▸ **WHAT IS EXPECTED**
Repeat the records below exactly, leaving out any pictures.

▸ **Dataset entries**
+ + + + +

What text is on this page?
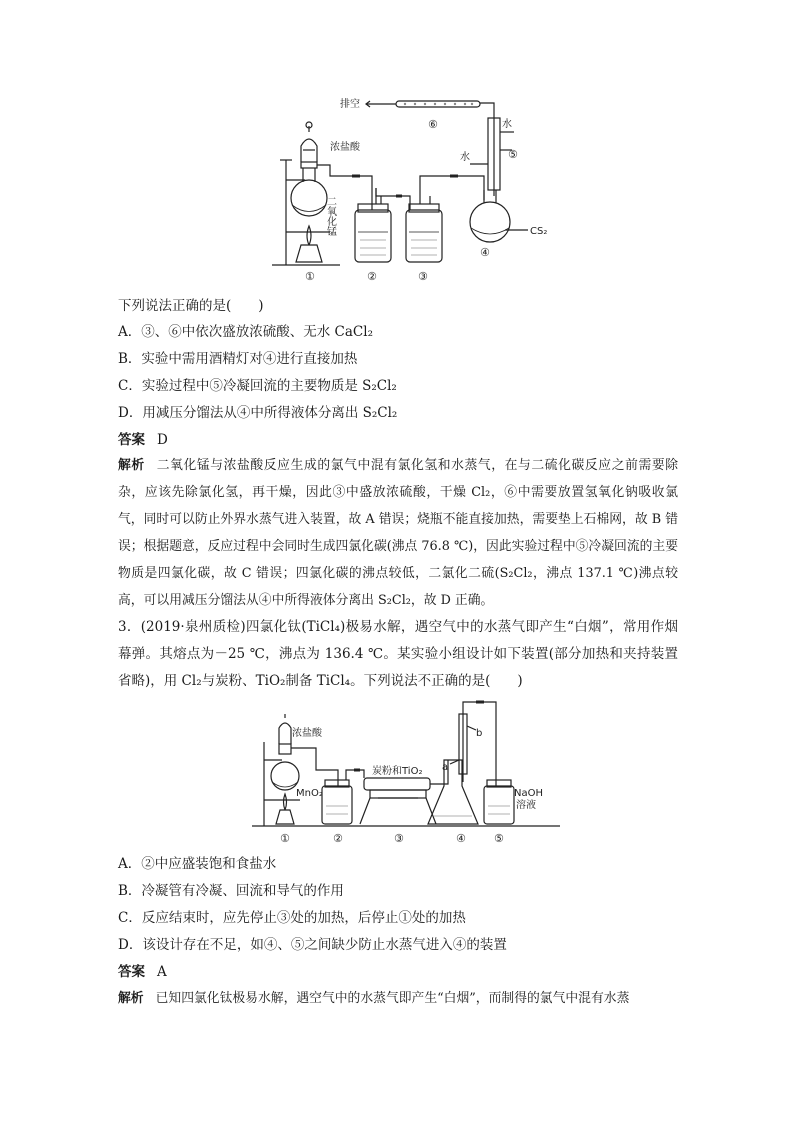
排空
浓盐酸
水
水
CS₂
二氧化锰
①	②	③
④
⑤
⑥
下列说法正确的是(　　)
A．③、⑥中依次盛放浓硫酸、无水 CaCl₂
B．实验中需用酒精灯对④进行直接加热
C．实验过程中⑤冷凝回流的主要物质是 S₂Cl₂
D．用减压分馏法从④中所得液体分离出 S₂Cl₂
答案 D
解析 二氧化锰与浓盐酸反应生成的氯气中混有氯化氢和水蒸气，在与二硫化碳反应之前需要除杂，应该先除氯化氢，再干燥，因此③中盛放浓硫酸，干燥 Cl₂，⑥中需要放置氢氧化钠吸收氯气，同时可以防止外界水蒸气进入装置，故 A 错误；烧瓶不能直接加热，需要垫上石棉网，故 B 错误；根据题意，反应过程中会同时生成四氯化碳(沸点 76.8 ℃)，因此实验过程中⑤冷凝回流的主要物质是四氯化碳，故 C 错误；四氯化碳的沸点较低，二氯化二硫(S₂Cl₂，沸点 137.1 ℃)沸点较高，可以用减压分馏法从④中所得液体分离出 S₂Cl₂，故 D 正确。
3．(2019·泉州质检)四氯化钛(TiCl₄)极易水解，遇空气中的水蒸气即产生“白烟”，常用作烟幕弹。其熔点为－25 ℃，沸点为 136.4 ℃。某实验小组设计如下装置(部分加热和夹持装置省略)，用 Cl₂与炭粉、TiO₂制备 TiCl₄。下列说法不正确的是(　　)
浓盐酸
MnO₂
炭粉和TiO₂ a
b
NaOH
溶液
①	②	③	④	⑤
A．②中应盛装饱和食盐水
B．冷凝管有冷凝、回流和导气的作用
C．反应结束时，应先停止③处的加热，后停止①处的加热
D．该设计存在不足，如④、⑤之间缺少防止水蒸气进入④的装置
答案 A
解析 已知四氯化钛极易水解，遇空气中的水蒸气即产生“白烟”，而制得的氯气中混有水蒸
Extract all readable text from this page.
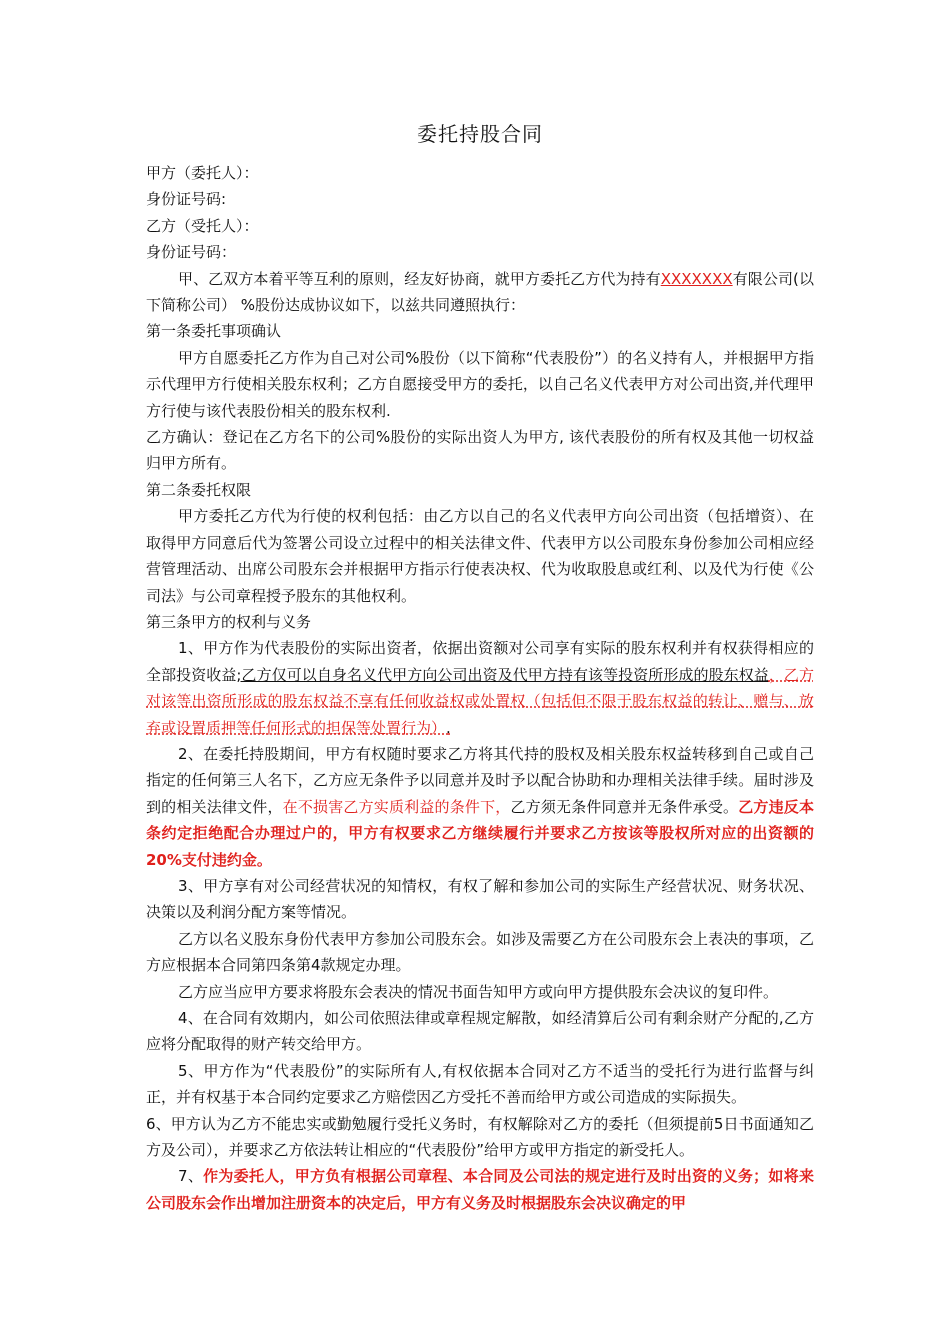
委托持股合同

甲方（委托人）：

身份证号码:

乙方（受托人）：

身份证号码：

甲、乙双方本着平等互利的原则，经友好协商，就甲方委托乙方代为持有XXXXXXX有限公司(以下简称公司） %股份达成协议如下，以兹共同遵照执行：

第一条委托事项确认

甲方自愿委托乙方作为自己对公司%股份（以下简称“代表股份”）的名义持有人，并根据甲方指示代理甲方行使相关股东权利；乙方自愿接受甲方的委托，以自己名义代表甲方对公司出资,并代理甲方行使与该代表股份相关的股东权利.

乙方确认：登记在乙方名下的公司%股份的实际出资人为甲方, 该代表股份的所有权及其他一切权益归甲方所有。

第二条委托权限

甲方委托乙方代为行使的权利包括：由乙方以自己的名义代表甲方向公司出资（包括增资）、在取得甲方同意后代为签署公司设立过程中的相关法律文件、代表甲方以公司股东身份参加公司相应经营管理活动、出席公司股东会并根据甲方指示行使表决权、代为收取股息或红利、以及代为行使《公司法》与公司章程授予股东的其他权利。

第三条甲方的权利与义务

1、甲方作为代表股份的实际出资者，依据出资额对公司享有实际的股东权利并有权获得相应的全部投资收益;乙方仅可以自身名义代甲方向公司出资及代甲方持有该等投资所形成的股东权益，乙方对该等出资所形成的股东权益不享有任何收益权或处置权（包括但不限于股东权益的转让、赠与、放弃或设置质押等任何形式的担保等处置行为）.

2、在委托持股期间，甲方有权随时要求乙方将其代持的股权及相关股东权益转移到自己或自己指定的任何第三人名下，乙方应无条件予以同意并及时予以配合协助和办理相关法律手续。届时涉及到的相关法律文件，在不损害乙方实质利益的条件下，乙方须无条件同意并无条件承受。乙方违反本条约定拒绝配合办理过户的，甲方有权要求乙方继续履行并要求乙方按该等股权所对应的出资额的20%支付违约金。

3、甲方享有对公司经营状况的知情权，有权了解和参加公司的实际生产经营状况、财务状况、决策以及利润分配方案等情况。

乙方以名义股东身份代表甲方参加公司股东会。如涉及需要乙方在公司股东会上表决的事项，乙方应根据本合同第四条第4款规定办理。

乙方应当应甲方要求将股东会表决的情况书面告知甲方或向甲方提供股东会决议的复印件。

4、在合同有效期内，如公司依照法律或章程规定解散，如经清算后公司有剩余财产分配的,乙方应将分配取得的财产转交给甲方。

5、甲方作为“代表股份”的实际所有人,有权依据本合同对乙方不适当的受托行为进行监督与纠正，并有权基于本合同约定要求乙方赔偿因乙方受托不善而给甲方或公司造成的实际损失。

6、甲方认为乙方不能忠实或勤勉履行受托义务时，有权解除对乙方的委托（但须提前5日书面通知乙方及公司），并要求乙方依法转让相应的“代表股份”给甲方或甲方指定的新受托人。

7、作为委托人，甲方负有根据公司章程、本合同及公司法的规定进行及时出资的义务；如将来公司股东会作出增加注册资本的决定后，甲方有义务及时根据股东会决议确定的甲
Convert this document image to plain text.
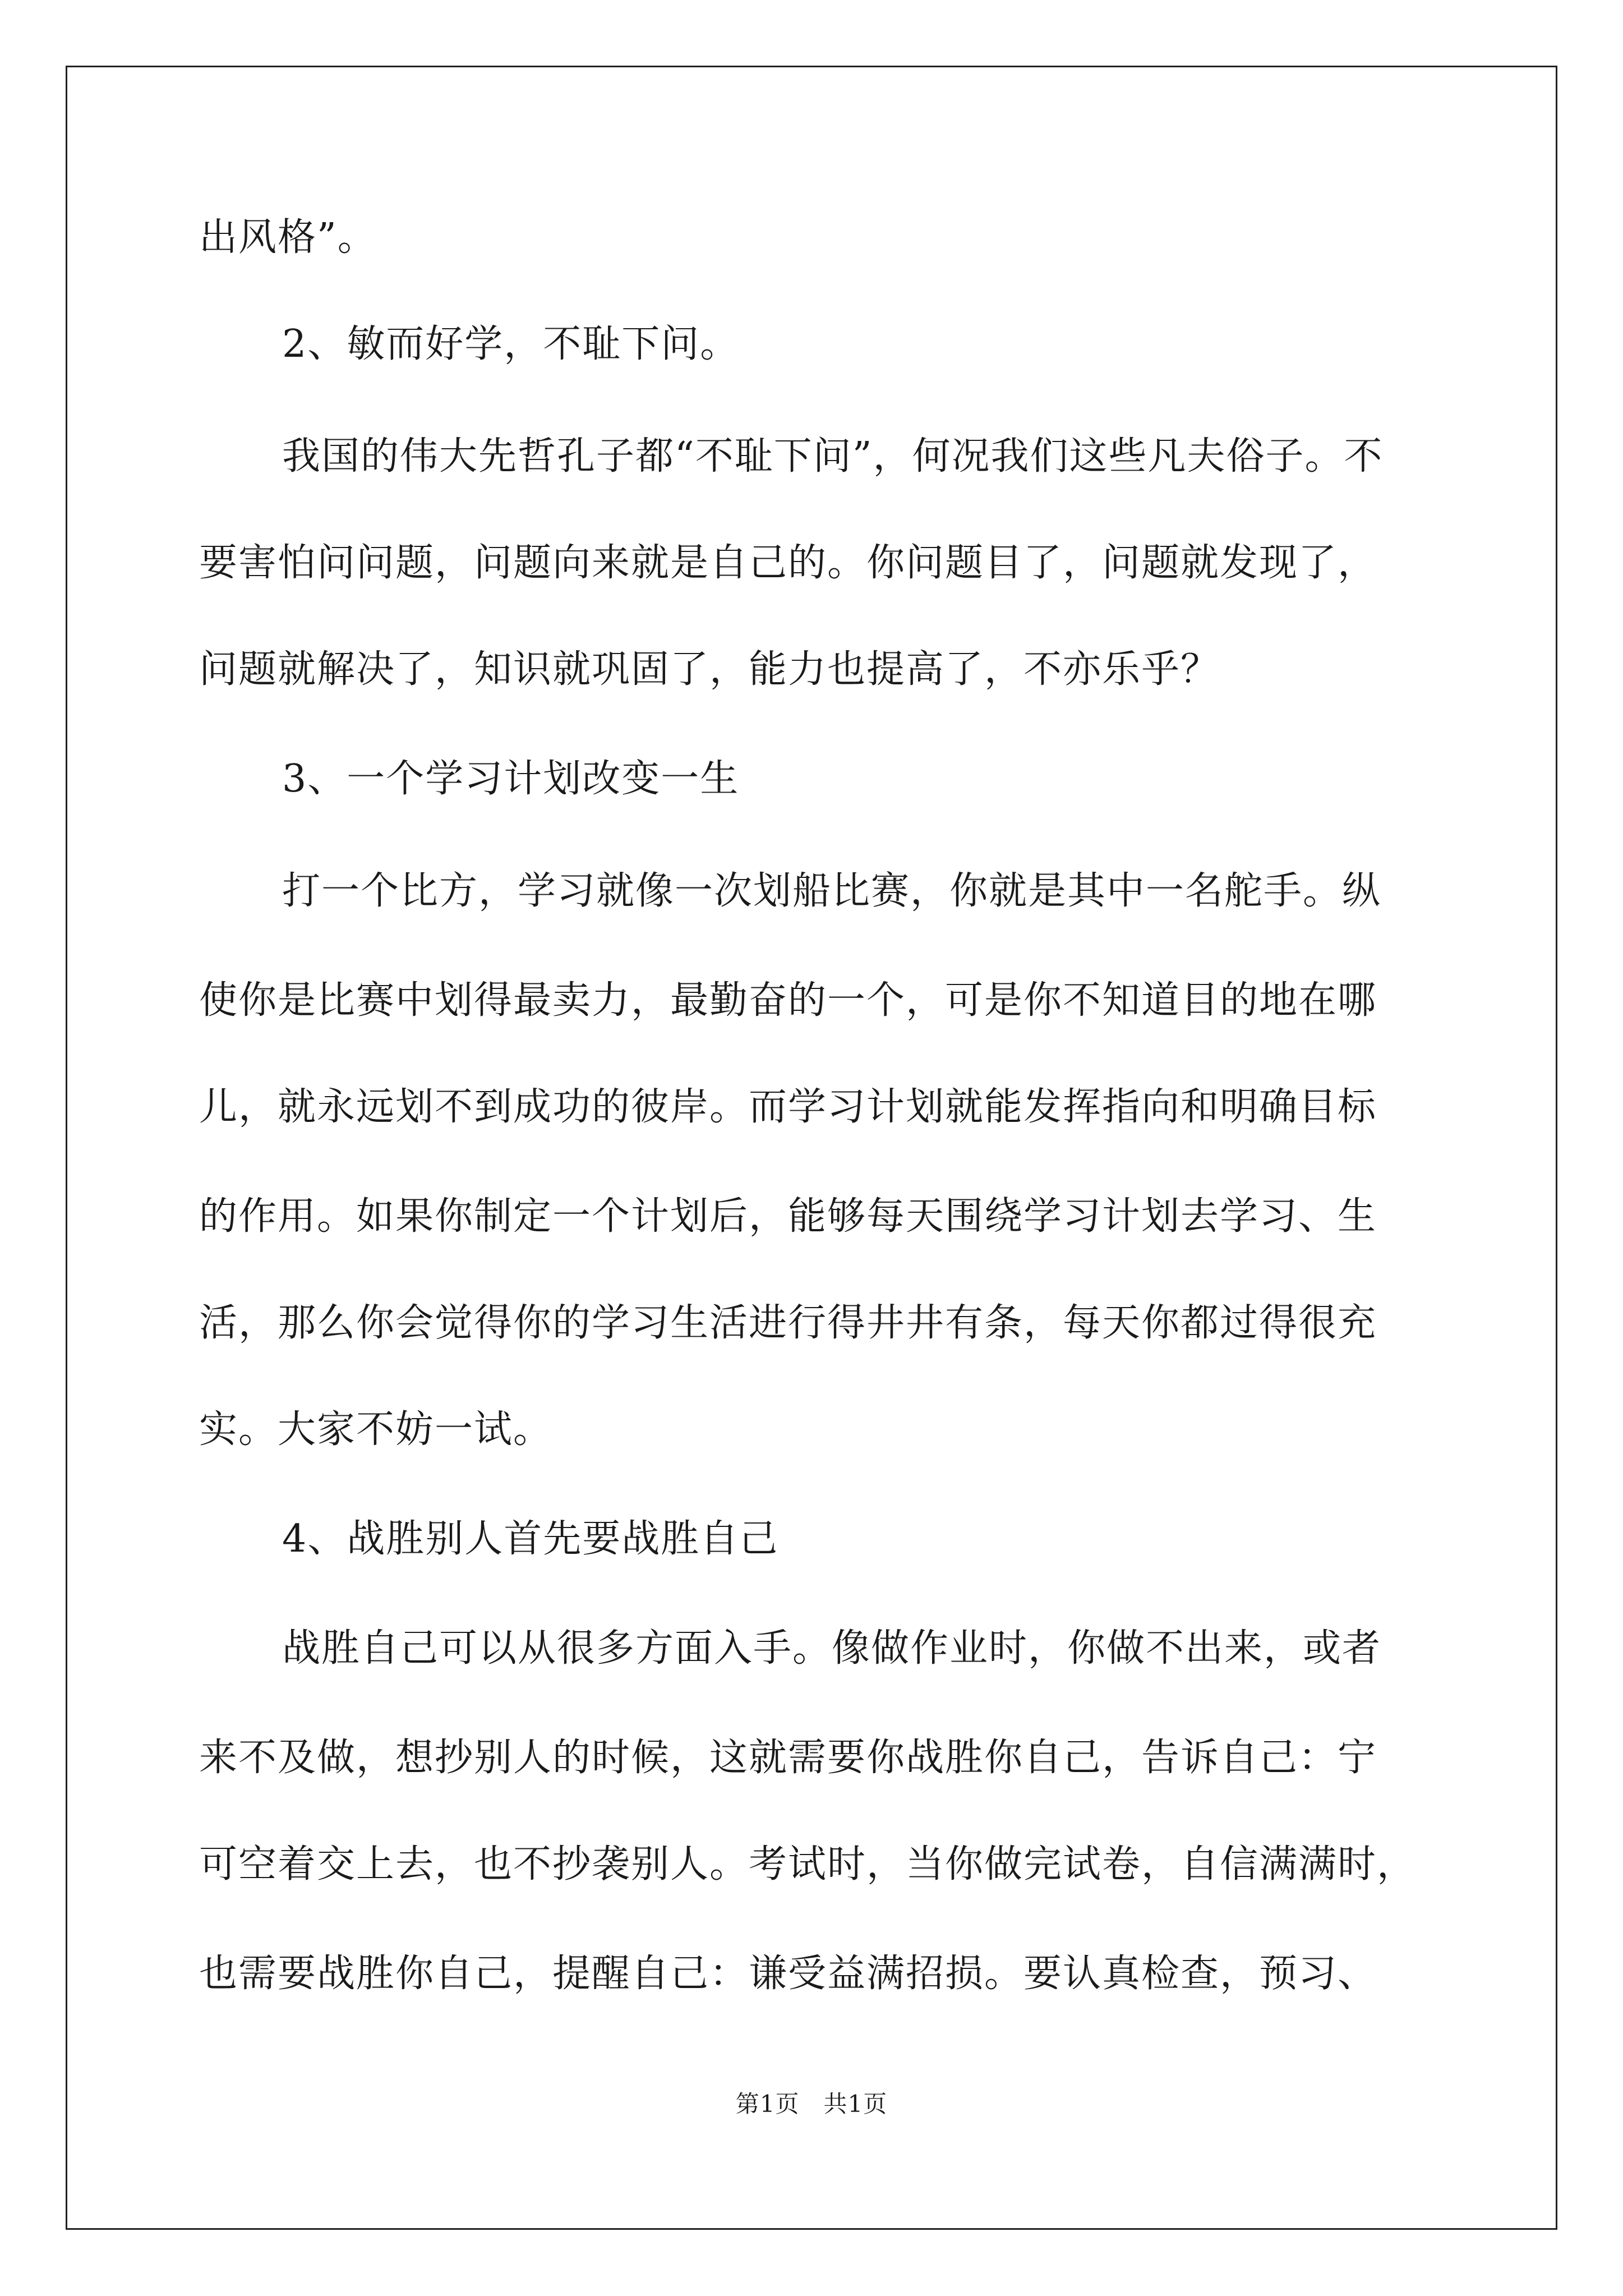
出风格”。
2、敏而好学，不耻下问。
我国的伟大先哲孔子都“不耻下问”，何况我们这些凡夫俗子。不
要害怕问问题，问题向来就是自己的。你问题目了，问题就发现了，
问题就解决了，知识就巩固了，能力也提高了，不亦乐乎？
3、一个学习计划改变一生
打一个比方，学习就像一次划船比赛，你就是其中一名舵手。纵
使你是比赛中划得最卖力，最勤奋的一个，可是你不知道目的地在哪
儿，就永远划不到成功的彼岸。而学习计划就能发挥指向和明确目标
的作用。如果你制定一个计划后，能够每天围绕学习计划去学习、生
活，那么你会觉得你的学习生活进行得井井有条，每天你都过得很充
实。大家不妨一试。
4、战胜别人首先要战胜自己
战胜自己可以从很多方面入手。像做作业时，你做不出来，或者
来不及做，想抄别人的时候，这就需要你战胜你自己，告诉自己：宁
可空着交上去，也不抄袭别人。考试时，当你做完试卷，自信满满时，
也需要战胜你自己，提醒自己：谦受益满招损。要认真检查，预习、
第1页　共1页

+ + + + +

▸ **EXERCISE RESPONSE**
What text is on this page?
排空
浓盐酸
水
水
CS₂
二氧化锰
①	②	③
④
⑤
⑥
下列说法正确的是(　　)
A．③、⑥中依次盛放浓硫酸、无水 CaCl₂
B．实验中需用酒精灯对④进行直接加热
C．实验过程中⑤冷凝回流的主要物质是 S₂Cl₂
D．用减压分馏法从④中所得液体分离出 S₂Cl₂
答案 D
解析 二氧化锰与浓盐酸反应生成的氯气中混有氯化氢和水蒸气，在与二硫化碳反应之前需要除杂，应该先除氯化氢，再干燥，因此③中盛放浓硫酸，干燥 Cl₂，⑥中需要放置氢氧化钠吸收氯气，同时可以防止外界水蒸气进入装置，故 A 错误；烧瓶不能直接加热，需要垫上石棉网，故 B 错误；根据题意，反应过程中会同时生成四氯化碳(沸点 76.8 ℃)，因此实验过程中⑤冷凝回流的主要物质是四氯化碳，故 C 错误；四氯化碳的沸点较低，二氯化二硫(S₂Cl₂，沸点 137.1 ℃)沸点较高，可以用减压分馏法从④中所得液体分离出 S₂Cl₂，故 D 正确。
3．(2019·泉州质检)四氯化钛(TiCl₄)极易水解，遇空气中的水蒸气即产生“白烟”，常用作烟幕弹。其熔点为－25 ℃，沸点为 136.4 ℃。某实验小组设计如下装置(部分加热和夹持装置省略)，用 Cl₂与炭粉、TiO₂制备 TiCl₄。下列说法不正确的是(　　)
浓盐酸
MnO₂
炭粉和TiO₂ a
b
NaOH
溶液
①	②	③	④	⑤
A．②中应盛装饱和食盐水
B．冷凝管有冷凝、回流和导气的作用
C．反应结束时，应先停止③处的加热，后停止①处的加热
D．该设计存在不足，如④、⑤之间缺少防止水蒸气进入④的装置
答案 A
解析 已知四氯化钛极易水解，遇空气中的水蒸气即产生“白烟”，而制得的氯气中混有水蒸
Extract all readable text from this page.
委托持股合同

甲方（委托人）：

身份证号码:

乙方（受托人）：

身份证号码：

甲、乙双方本着平等互利的原则，经友好协商，就甲方委托乙方代为持有XXXXXXX有限公司(以下简称公司） %股份达成协议如下，以兹共同遵照执行：

第一条委托事项确认

甲方自愿委托乙方作为自己对公司%股份（以下简称“代表股份”）的名义持有人，并根据甲方指示代理甲方行使相关股东权利；乙方自愿接受甲方的委托，以自己名义代表甲方对公司出资,并代理甲方行使与该代表股份相关的股东权利.

乙方确认：登记在乙方名下的公司%股份的实际出资人为甲方, 该代表股份的所有权及其他一切权益归甲方所有。

第二条委托权限

甲方委托乙方代为行使的权利包括：由乙方以自己的名义代表甲方向公司出资（包括增资）、在取得甲方同意后代为签署公司设立过程中的相关法律文件、代表甲方以公司股东身份参加公司相应经营管理活动、出席公司股东会并根据甲方指示行使表决权、代为收取股息或红利、以及代为行使《公司法》与公司章程授予股东的其他权利。

第三条甲方的权利与义务

1、甲方作为代表股份的实际出资者，依据出资额对公司享有实际的股东权利并有权获得相应的全部投资收益;乙方仅可以自身名义代甲方向公司出资及代甲方持有该等投资所形成的股东权益，乙方对该等出资所形成的股东权益不享有任何收益权或处置权（包括但不限于股东权益的转让、赠与、放弃或设置质押等任何形式的担保等处置行为）.

2、在委托持股期间，甲方有权随时要求乙方将其代持的股权及相关股东权益转移到自己或自己指定的任何第三人名下，乙方应无条件予以同意并及时予以配合协助和办理相关法律手续。届时涉及到的相关法律文件，在不损害乙方实质利益的条件下，乙方须无条件同意并无条件承受。乙方违反本条约定拒绝配合办理过户的，甲方有权要求乙方继续履行并要求乙方按该等股权所对应的出资额的20%支付违约金。

3、甲方享有对公司经营状况的知情权，有权了解和参加公司的实际生产经营状况、财务状况、决策以及利润分配方案等情况。

乙方以名义股东身份代表甲方参加公司股东会。如涉及需要乙方在公司股东会上表决的事项，乙方应根据本合同第四条第4款规定办理。

乙方应当应甲方要求将股东会表决的情况书面告知甲方或向甲方提供股东会决议的复印件。

4、在合同有效期内，如公司依照法律或章程规定解散，如经清算后公司有剩余财产分配的,乙方应将分配取得的财产转交给甲方。

5、甲方作为“代表股份”的实际所有人,有权依据本合同对乙方不适当的受托行为进行监督与纠正，并有权基于本合同约定要求乙方赔偿因乙方受托不善而给甲方或公司造成的实际损失。

6、甲方认为乙方不能忠实或勤勉履行受托义务时，有权解除对乙方的委托（但须提前5日书面通知乙方及公司），并要求乙方依法转让相应的“代表股份”给甲方或甲方指定的新受托人。

7、作为委托人，甲方负有根据公司章程、本合同及公司法的规定进行及时出资的义务；如将来公司股东会作出增加注册资本的决定后，甲方有义务及时根据股东会决议确定的甲
Convert this document image to plain text.
出风格”。
2、敏而好学，不耻下问。
我国的伟大先哲孔子都“不耻下问”，何况我们这些凡夫俗子。不
要害怕问问题，问题向来就是自己的。你问题目了，问题就发现了，
问题就解决了，知识就巩固了，能力也提高了，不亦乐乎？
3、一个学习计划改变一生
打一个比方，学习就像一次划船比赛，你就是其中一名舵手。纵
使你是比赛中划得最卖力，最勤奋的一个，可是你不知道目的地在哪
儿，就永远划不到成功的彼岸。而学习计划就能发挥指向和明确目标
的作用。如果你制定一个计划后，能够每天围绕学习计划去学习、生
活，那么你会觉得你的学习生活进行得井井有条，每天你都过得很充
实。大家不妨一试。
4、战胜别人首先要战胜自己
战胜自己可以从很多方面入手。像做作业时，你做不出来，或者
来不及做，想抄别人的时候，这就需要你战胜你自己，告诉自己：宁
可空着交上去，也不抄袭别人。考试时，当你做完试卷，自信满满时，
也需要战胜你自己，提醒自己：谦受益满招损。要认真检查，预习、
第1页　共1页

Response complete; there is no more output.